___ Working data ___

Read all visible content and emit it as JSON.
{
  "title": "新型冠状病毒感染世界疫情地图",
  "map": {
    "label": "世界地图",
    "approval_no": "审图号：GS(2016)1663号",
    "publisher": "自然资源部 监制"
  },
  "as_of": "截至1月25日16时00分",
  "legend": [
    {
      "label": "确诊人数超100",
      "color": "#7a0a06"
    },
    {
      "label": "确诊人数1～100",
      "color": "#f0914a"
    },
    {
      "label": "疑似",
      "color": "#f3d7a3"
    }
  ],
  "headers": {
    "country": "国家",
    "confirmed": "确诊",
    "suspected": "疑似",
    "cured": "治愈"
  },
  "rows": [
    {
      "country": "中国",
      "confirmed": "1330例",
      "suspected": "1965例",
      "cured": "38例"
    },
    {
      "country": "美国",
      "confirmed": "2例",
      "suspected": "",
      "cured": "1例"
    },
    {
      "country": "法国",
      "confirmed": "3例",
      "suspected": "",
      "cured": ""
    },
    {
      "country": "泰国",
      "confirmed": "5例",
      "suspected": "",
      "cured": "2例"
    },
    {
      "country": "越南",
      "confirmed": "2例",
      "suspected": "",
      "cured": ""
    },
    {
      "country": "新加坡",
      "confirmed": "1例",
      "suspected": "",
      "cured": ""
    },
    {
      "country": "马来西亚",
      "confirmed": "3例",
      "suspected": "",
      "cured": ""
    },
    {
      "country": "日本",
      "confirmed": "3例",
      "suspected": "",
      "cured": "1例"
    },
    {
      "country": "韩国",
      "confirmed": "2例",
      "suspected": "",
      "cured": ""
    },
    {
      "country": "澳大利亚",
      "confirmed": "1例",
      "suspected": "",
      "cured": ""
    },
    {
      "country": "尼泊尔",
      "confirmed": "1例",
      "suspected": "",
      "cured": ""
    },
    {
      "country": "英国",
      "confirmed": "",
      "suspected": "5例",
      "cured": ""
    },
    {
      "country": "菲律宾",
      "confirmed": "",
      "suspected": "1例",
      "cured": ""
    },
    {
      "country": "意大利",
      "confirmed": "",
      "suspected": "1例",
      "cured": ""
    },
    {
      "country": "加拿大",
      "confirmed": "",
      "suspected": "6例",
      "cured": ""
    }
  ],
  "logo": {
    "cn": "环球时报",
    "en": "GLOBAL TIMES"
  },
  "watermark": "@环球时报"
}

___

Your goal:
Retype the material in full. Each word must match.

Written reply:
Read all visible content and emit it as JSON.
{
  "title": "新型冠状病毒感染世界疫情地图",
  "map": {
    "label": "世界地图",
    "approval_no": "审图号：GS(2016)1663号",
    "publisher": "自然资源部 监制"
  },
  "as_of": "截至1月25日16时00分",
  "legend": [
    {
      "label": "确诊人数超100",
      "color": "#7a0a06"
    },
    {
      "label": "确诊人数1～100",
      "color": "#f0914a"
    },
    {
      "label": "疑似",
      "color": "#f3d7a3"
    }
  ],
  "headers": {
    "country": "国家",
    "confirmed": "确诊",
    "suspected": "疑似",
    "cured": "治愈"
  },
  "rows": [
    {
      "country": "中国",
      "confirmed": "1330例",
      "suspected": "1965例",
      "cured": "38例"
    },
    {
      "country": "美国",
      "confirmed": "2例",
      "suspected": "",
      "cured": "1例"
    },
    {
      "country": "法国",
      "confirmed": "3例",
      "suspected": "",
      "cured": ""
    },
    {
      "country": "泰国",
      "confirmed": "5例",
      "suspected": "",
      "cured": "2例"
    },
    {
      "country": "越南",
      "confirmed": "2例",
      "suspected": "",
      "cured": ""
    },
    {
      "country": "新加坡",
      "confirmed": "1例",
      "suspected": "",
      "cured": ""
    },
    {
      "country": "马来西亚",
      "confirmed": "3例",
      "suspected": "",
      "cured": ""
    },
    {
      "country": "日本",
      "confirmed": "3例",
      "suspected": "",
      "cured": "1例"
    },
    {
      "country": "韩国",
      "confirmed": "2例",
      "suspected": "",
      "cured": ""
    },
    {
      "country": "澳大利亚",
      "confirmed": "1例",
      "suspected": "",
      "cured": ""
    },
    {
      "country": "尼泊尔",
      "confirmed": "1例",
      "suspected": "",
      "cured": ""
    },
    {
      "country": "英国",
      "confirmed": "",
      "suspected": "5例",
      "cured": ""
    },
    {
      "country": "菲律宾",
      "confirmed": "",
      "suspected": "1例",
      "cured": ""
    },
    {
      "country": "意大利",
      "confirmed": "",
      "suspected": "1例",
      "cured": ""
    },
    {
      "country": "加拿大",
      "confirmed": "",
      "suspected": "6例",
      "cured": ""
    }
  ],
  "logo": {
    "cn": "环球时报",
    "en": "GLOBAL TIMES"
  },
  "watermark": "@环球时报"
}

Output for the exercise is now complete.